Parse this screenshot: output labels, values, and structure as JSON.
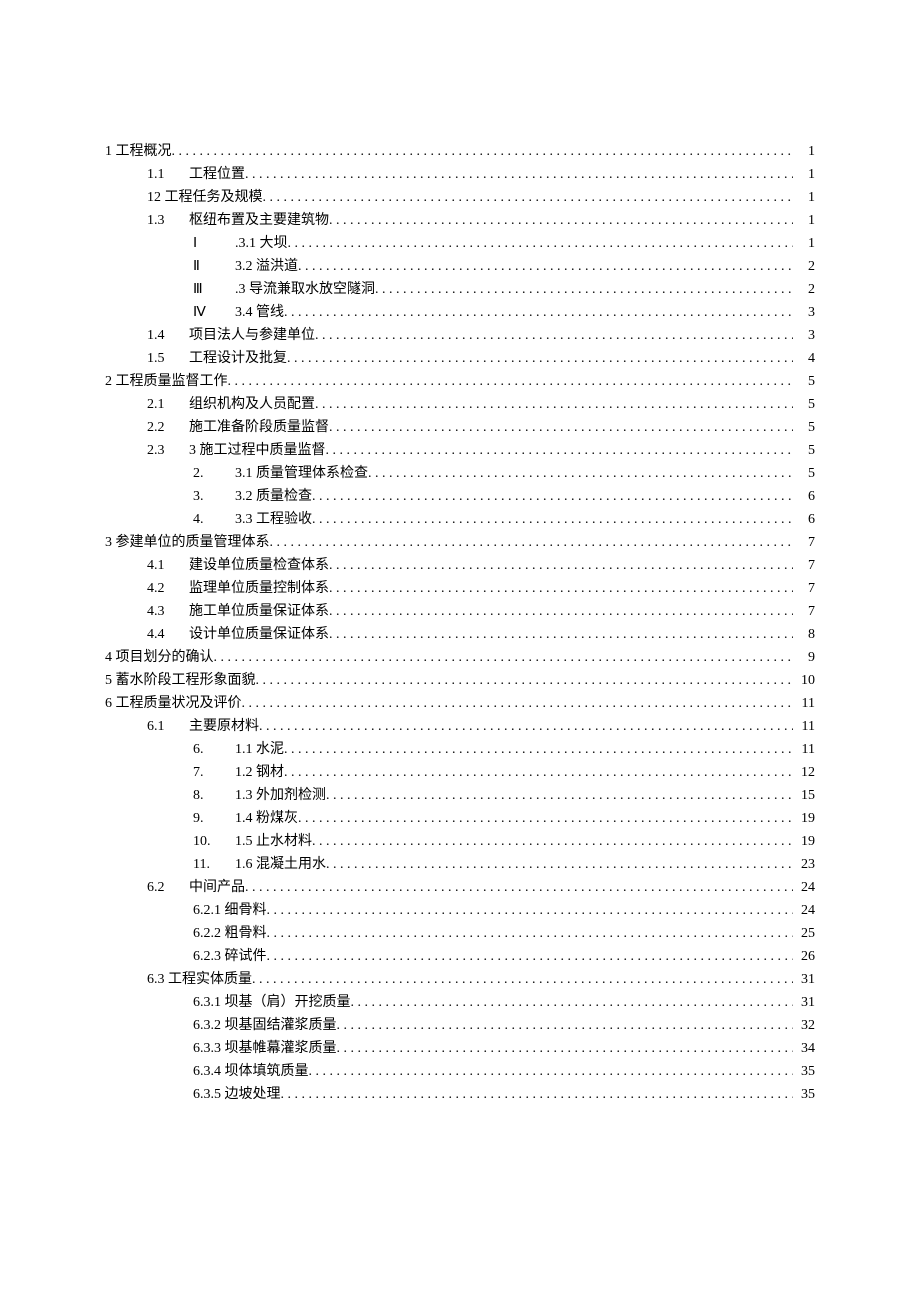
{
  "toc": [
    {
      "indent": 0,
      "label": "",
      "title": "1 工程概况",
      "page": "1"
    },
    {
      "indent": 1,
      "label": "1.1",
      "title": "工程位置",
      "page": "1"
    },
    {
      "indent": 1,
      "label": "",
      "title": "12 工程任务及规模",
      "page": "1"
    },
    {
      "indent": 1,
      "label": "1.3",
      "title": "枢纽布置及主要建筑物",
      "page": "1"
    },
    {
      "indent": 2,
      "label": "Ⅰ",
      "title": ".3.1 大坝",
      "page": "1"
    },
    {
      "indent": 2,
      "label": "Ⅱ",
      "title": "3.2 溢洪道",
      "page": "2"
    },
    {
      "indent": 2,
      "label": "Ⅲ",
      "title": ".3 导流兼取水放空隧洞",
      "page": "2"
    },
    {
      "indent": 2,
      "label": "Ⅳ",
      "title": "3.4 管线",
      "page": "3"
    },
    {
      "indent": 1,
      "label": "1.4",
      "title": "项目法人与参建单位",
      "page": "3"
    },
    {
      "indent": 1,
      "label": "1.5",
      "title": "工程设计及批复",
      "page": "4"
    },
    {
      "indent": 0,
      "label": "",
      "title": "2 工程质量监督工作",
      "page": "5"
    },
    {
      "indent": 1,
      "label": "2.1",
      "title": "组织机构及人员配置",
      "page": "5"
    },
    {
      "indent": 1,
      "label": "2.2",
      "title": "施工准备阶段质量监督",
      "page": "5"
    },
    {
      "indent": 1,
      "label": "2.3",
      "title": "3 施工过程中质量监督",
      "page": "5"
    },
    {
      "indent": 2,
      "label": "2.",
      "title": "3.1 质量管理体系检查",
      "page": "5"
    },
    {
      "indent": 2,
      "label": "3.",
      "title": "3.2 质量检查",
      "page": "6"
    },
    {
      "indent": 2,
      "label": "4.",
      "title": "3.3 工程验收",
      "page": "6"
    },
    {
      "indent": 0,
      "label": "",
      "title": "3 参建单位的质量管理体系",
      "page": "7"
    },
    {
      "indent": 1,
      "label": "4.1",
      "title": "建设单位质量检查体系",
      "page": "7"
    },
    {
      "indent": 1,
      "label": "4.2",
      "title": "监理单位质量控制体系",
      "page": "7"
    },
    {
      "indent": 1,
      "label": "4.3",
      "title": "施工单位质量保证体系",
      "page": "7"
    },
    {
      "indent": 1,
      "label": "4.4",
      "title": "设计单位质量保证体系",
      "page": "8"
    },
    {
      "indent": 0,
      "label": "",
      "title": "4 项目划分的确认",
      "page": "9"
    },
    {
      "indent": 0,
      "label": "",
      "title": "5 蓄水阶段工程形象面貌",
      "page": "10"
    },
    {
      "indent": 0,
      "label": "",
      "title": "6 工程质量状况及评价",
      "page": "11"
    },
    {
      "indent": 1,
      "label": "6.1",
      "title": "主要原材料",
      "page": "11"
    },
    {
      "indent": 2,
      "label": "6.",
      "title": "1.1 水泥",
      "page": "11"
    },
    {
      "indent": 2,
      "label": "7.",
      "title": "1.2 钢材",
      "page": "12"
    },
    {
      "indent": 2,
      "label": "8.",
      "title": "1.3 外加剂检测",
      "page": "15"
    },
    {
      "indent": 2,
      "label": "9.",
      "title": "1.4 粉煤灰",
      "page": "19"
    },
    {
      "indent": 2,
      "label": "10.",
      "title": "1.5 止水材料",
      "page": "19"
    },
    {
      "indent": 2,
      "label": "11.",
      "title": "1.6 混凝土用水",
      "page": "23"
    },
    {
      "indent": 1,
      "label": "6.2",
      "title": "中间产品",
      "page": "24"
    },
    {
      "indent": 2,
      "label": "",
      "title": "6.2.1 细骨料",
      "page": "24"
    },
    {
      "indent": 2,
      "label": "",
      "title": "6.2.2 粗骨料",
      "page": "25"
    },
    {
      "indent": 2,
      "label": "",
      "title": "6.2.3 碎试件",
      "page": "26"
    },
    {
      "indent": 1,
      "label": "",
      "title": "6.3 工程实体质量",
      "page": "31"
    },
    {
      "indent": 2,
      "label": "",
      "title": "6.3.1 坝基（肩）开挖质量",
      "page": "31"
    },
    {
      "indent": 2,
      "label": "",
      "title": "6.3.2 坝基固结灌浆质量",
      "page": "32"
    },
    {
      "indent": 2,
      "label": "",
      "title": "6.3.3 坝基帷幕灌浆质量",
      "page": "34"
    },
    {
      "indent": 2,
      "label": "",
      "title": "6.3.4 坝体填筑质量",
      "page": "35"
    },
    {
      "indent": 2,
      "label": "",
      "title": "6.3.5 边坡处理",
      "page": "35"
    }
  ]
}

------------------------------------------------------------------------

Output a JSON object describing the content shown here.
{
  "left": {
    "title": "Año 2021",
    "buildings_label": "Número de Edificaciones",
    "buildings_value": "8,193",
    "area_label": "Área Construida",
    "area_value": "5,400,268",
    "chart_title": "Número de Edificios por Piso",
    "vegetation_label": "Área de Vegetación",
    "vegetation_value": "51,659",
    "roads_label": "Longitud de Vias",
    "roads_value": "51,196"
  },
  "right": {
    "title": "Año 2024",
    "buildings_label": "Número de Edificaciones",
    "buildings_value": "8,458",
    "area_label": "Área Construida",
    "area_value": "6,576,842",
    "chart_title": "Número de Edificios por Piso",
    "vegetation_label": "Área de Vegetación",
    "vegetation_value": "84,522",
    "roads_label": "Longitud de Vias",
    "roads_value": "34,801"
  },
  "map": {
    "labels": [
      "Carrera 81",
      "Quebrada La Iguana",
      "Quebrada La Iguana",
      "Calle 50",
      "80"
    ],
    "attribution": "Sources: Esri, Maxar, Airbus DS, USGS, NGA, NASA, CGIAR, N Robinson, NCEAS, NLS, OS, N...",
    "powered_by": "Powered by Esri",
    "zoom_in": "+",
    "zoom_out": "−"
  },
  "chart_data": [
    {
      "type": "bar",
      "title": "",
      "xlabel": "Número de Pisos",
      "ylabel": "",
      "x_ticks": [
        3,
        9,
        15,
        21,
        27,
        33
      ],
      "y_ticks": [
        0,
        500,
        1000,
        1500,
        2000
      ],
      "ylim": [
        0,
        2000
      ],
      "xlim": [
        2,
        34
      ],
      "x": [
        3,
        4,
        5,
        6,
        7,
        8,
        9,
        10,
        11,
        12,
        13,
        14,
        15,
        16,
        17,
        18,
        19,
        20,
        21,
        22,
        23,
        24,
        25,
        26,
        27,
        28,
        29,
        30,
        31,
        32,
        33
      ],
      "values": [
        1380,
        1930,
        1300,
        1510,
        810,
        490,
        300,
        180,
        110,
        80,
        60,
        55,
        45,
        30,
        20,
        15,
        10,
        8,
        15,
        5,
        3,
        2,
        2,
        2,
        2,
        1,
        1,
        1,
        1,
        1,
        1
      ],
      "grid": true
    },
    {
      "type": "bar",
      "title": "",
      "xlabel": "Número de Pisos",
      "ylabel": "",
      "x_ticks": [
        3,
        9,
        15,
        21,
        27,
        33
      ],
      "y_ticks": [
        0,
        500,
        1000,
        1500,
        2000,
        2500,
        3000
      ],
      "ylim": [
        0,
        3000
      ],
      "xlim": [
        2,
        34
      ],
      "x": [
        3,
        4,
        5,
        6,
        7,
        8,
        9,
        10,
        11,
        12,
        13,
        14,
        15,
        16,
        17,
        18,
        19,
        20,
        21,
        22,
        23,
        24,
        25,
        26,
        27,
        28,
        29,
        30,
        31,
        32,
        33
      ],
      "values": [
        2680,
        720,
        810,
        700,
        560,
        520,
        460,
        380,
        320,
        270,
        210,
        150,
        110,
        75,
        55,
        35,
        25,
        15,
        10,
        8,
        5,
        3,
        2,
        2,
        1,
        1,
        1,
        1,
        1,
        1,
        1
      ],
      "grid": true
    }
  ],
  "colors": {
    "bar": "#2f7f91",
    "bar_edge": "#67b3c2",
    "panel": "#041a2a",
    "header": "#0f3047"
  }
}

------------------------------------------------------------------------

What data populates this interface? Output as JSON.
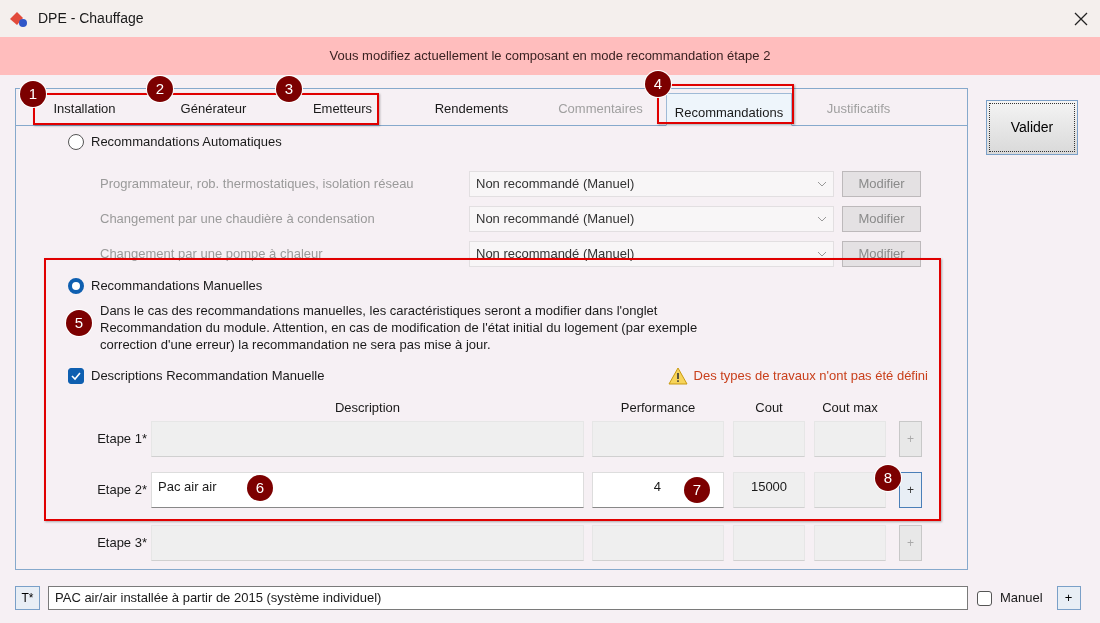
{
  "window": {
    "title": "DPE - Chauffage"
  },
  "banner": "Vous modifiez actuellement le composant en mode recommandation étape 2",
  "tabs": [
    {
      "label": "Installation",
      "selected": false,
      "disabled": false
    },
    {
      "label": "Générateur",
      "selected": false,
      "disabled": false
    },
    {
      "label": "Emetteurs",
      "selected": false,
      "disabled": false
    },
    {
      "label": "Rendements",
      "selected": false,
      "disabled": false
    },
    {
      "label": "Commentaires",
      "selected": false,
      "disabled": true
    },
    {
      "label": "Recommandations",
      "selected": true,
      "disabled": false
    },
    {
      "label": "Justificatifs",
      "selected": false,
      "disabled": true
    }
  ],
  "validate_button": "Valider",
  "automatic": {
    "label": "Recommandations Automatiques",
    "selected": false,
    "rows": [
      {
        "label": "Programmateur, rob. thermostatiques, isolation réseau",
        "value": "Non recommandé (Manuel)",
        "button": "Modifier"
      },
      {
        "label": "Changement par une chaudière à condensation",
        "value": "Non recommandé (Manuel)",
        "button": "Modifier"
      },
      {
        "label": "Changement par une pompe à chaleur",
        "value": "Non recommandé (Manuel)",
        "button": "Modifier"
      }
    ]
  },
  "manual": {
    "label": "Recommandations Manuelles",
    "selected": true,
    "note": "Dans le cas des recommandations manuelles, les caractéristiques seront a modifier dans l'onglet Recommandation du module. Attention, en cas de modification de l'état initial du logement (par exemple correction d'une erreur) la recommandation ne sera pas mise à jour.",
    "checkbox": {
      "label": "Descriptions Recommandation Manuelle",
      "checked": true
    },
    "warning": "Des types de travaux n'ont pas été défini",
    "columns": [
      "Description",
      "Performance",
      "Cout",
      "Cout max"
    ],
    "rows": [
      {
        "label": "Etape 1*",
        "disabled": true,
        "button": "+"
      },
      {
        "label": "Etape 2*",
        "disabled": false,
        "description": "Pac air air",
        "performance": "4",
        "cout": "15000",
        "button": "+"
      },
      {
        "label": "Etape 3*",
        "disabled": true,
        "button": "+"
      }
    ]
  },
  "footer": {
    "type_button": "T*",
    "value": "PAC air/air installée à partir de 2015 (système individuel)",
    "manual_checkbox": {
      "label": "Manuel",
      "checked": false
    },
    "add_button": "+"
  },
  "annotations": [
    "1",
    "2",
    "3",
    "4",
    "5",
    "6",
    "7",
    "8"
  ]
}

------------------------------------------------------------------------

THE TASK -
From the entries above, list each line with "Changement" in it.

ANSWER -
        "label": "Changement par une chaudière à condensation",
        "label": "Changement par une pompe à chaleur",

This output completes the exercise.